== RECORD SET ==
>> BEGIN

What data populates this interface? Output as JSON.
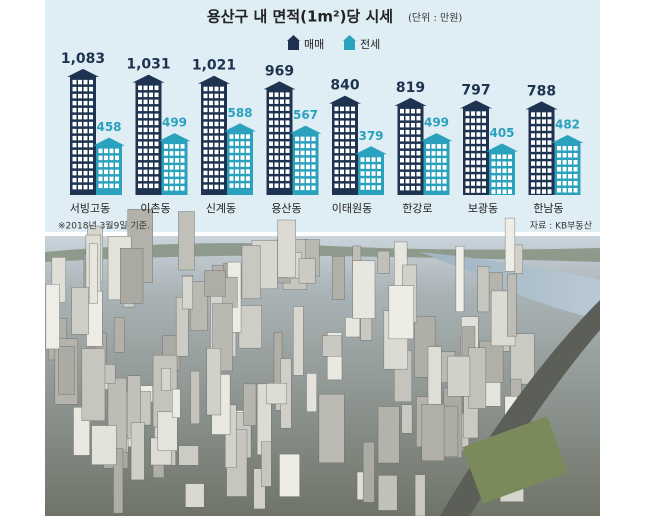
{
  "chart_data": {
    "type": "bar",
    "title": "용산구 내 면적(1m²)당 시세",
    "subtitle": "(단위 : 만원)",
    "categories": [
      "서빙고동",
      "이촌동",
      "신계동",
      "용산동",
      "이태원동",
      "한강로",
      "보광동",
      "한남동"
    ],
    "series": [
      {
        "name": "매매",
        "color": "#1e3350",
        "values": [
          1083,
          1031,
          1021,
          969,
          840,
          819,
          797,
          788
        ],
        "value_labels": [
          "1,083",
          "1,031",
          "1,021",
          "969",
          "840",
          "819",
          "797",
          "788"
        ]
      },
      {
        "name": "전세",
        "color": "#2aa1bd",
        "values": [
          458,
          499,
          588,
          567,
          379,
          499,
          405,
          482
        ]
      }
    ],
    "note": "※2018년 3월9일 기준.",
    "source": "자료 : KB부동산"
  }
}
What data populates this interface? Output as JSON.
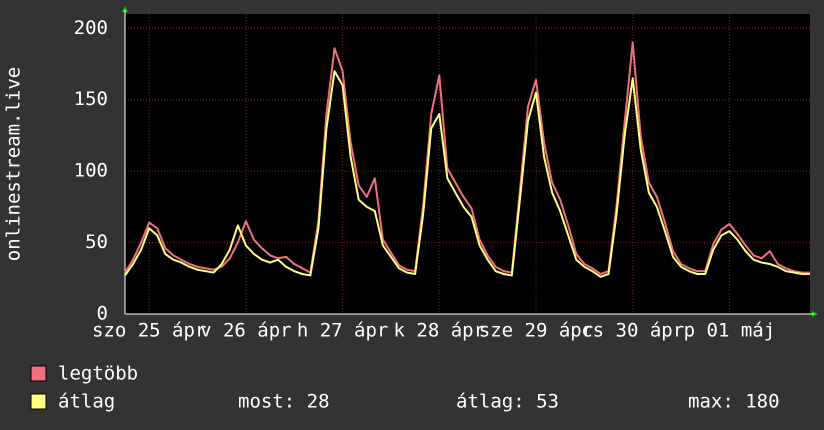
{
  "chart_data": {
    "type": "line",
    "y_label": "onlinestream.live",
    "xlim": [
      0,
      170
    ],
    "ylim": [
      0,
      210
    ],
    "yticks": [
      0,
      50,
      100,
      150,
      200
    ],
    "xticks": [
      {
        "value": 6,
        "label": "szo 25 ápr"
      },
      {
        "value": 30,
        "label": "v 26 ápr"
      },
      {
        "value": 54,
        "label": "h 27 ápr"
      },
      {
        "value": 78,
        "label": "k 28 ápr"
      },
      {
        "value": 102,
        "label": "sze 29 ápr"
      },
      {
        "value": 126,
        "label": "cs 30 ápr"
      },
      {
        "value": 150,
        "label": "p 01 máj"
      }
    ],
    "grid": true,
    "x": [
      0,
      2,
      4,
      6,
      8,
      10,
      12,
      14,
      16,
      18,
      20,
      22,
      24,
      26,
      28,
      30,
      32,
      34,
      36,
      38,
      40,
      42,
      44,
      46,
      48,
      50,
      52,
      54,
      56,
      58,
      60,
      62,
      64,
      66,
      68,
      70,
      72,
      74,
      76,
      78,
      80,
      82,
      84,
      86,
      88,
      90,
      92,
      94,
      96,
      98,
      100,
      102,
      104,
      106,
      108,
      110,
      112,
      114,
      116,
      118,
      120,
      122,
      124,
      126,
      128,
      130,
      132,
      134,
      136,
      138,
      140,
      142,
      144,
      146,
      148,
      150,
      152,
      154,
      156,
      158,
      160,
      162,
      164,
      166,
      168,
      170
    ],
    "series": [
      {
        "name": "legtöbb",
        "color": "#f07080",
        "values": [
          29,
          38,
          50,
          64,
          60,
          46,
          41,
          38,
          35,
          33,
          32,
          31,
          33,
          39,
          50,
          65,
          52,
          46,
          41,
          39,
          40,
          35,
          32,
          29,
          65,
          140,
          186,
          170,
          120,
          90,
          82,
          95,
          52,
          43,
          34,
          31,
          30,
          76,
          140,
          167,
          102,
          92,
          82,
          74,
          52,
          41,
          33,
          30,
          29,
          86,
          145,
          164,
          120,
          92,
          80,
          62,
          42,
          35,
          32,
          28,
          30,
          76,
          134,
          190,
          124,
          92,
          82,
          64,
          44,
          35,
          32,
          30,
          30,
          49,
          59,
          63,
          56,
          48,
          41,
          39,
          44,
          35,
          32,
          30,
          29,
          29
        ]
      },
      {
        "name": "átlag",
        "color": "#ffff80",
        "values": [
          27,
          35,
          45,
          60,
          55,
          42,
          38,
          36,
          33,
          31,
          30,
          29,
          35,
          45,
          62,
          48,
          42,
          38,
          36,
          38,
          33,
          30,
          28,
          27,
          60,
          130,
          170,
          160,
          110,
          80,
          75,
          72,
          48,
          40,
          32,
          29,
          28,
          70,
          130,
          140,
          95,
          85,
          75,
          68,
          48,
          38,
          30,
          28,
          27,
          80,
          135,
          155,
          110,
          85,
          72,
          55,
          38,
          33,
          30,
          26,
          28,
          70,
          125,
          165,
          115,
          85,
          75,
          58,
          40,
          33,
          30,
          28,
          28,
          45,
          55,
          58,
          52,
          44,
          38,
          36,
          35,
          33,
          30,
          29,
          28,
          28
        ]
      }
    ],
    "stats": [
      "most: 28",
      "átlag: 53",
      "max: 180"
    ]
  }
}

>> END

== PROBLEM DESCRIPTION ==
Copy the records exactly as they appear, excluding images.

== CORRECT ANSWER ==
What data populates this interface? Output as JSON.
{
  "chart_data": {
    "type": "bar",
    "title": "용산구 내 면적(1m²)당 시세",
    "subtitle": "(단위 : 만원)",
    "categories": [
      "서빙고동",
      "이촌동",
      "신계동",
      "용산동",
      "이태원동",
      "한강로",
      "보광동",
      "한남동"
    ],
    "series": [
      {
        "name": "매매",
        "color": "#1e3350",
        "values": [
          1083,
          1031,
          1021,
          969,
          840,
          819,
          797,
          788
        ],
        "value_labels": [
          "1,083",
          "1,031",
          "1,021",
          "969",
          "840",
          "819",
          "797",
          "788"
        ]
      },
      {
        "name": "전세",
        "color": "#2aa1bd",
        "values": [
          458,
          499,
          588,
          567,
          379,
          499,
          405,
          482
        ]
      }
    ],
    "note": "※2018년 3월9일 기준.",
    "source": "자료 : KB부동산"
  }
}
What data populates this interface? Output as JSON.
{
  "chart_data": {
    "type": "line",
    "y_label": "onlinestream.live",
    "xlim": [
      0,
      170
    ],
    "ylim": [
      0,
      210
    ],
    "yticks": [
      0,
      50,
      100,
      150,
      200
    ],
    "xticks": [
      {
        "value": 6,
        "label": "szo 25 ápr"
      },
      {
        "value": 30,
        "label": "v 26 ápr"
      },
      {
        "value": 54,
        "label": "h 27 ápr"
      },
      {
        "value": 78,
        "label": "k 28 ápr"
      },
      {
        "value": 102,
        "label": "sze 29 ápr"
      },
      {
        "value": 126,
        "label": "cs 30 ápr"
      },
      {
        "value": 150,
        "label": "p 01 máj"
      }
    ],
    "grid": true,
    "x": [
      0,
      2,
      4,
      6,
      8,
      10,
      12,
      14,
      16,
      18,
      20,
      22,
      24,
      26,
      28,
      30,
      32,
      34,
      36,
      38,
      40,
      42,
      44,
      46,
      48,
      50,
      52,
      54,
      56,
      58,
      60,
      62,
      64,
      66,
      68,
      70,
      72,
      74,
      76,
      78,
      80,
      82,
      84,
      86,
      88,
      90,
      92,
      94,
      96,
      98,
      100,
      102,
      104,
      106,
      108,
      110,
      112,
      114,
      116,
      118,
      120,
      122,
      124,
      126,
      128,
      130,
      132,
      134,
      136,
      138,
      140,
      142,
      144,
      146,
      148,
      150,
      152,
      154,
      156,
      158,
      160,
      162,
      164,
      166,
      168,
      170
    ],
    "series": [
      {
        "name": "legtöbb",
        "color": "#f07080",
        "values": [
          29,
          38,
          50,
          64,
          60,
          46,
          41,
          38,
          35,
          33,
          32,
          31,
          33,
          39,
          50,
          65,
          52,
          46,
          41,
          39,
          40,
          35,
          32,
          29,
          65,
          140,
          186,
          170,
          120,
          90,
          82,
          95,
          52,
          43,
          34,
          31,
          30,
          76,
          140,
          167,
          102,
          92,
          82,
          74,
          52,
          41,
          33,
          30,
          29,
          86,
          145,
          164,
          120,
          92,
          80,
          62,
          42,
          35,
          32,
          28,
          30,
          76,
          134,
          190,
          124,
          92,
          82,
          64,
          44,
          35,
          32,
          30,
          30,
          49,
          59,
          63,
          56,
          48,
          41,
          39,
          44,
          35,
          32,
          30,
          29,
          29
        ]
      },
      {
        "name": "átlag",
        "color": "#ffff80",
        "values": [
          27,
          35,
          45,
          60,
          55,
          42,
          38,
          36,
          33,
          31,
          30,
          29,
          35,
          45,
          62,
          48,
          42,
          38,
          36,
          38,
          33,
          30,
          28,
          27,
          60,
          130,
          170,
          160,
          110,
          80,
          75,
          72,
          48,
          40,
          32,
          29,
          28,
          70,
          130,
          140,
          95,
          85,
          75,
          68,
          48,
          38,
          30,
          28,
          27,
          80,
          135,
          155,
          110,
          85,
          72,
          55,
          38,
          33,
          30,
          26,
          28,
          70,
          125,
          165,
          115,
          85,
          75,
          58,
          40,
          33,
          30,
          28,
          28,
          45,
          55,
          58,
          52,
          44,
          38,
          36,
          35,
          33,
          30,
          29,
          28,
          28
        ]
      }
    ],
    "stats": [
      "most: 28",
      "átlag: 53",
      "max: 180"
    ]
  }
}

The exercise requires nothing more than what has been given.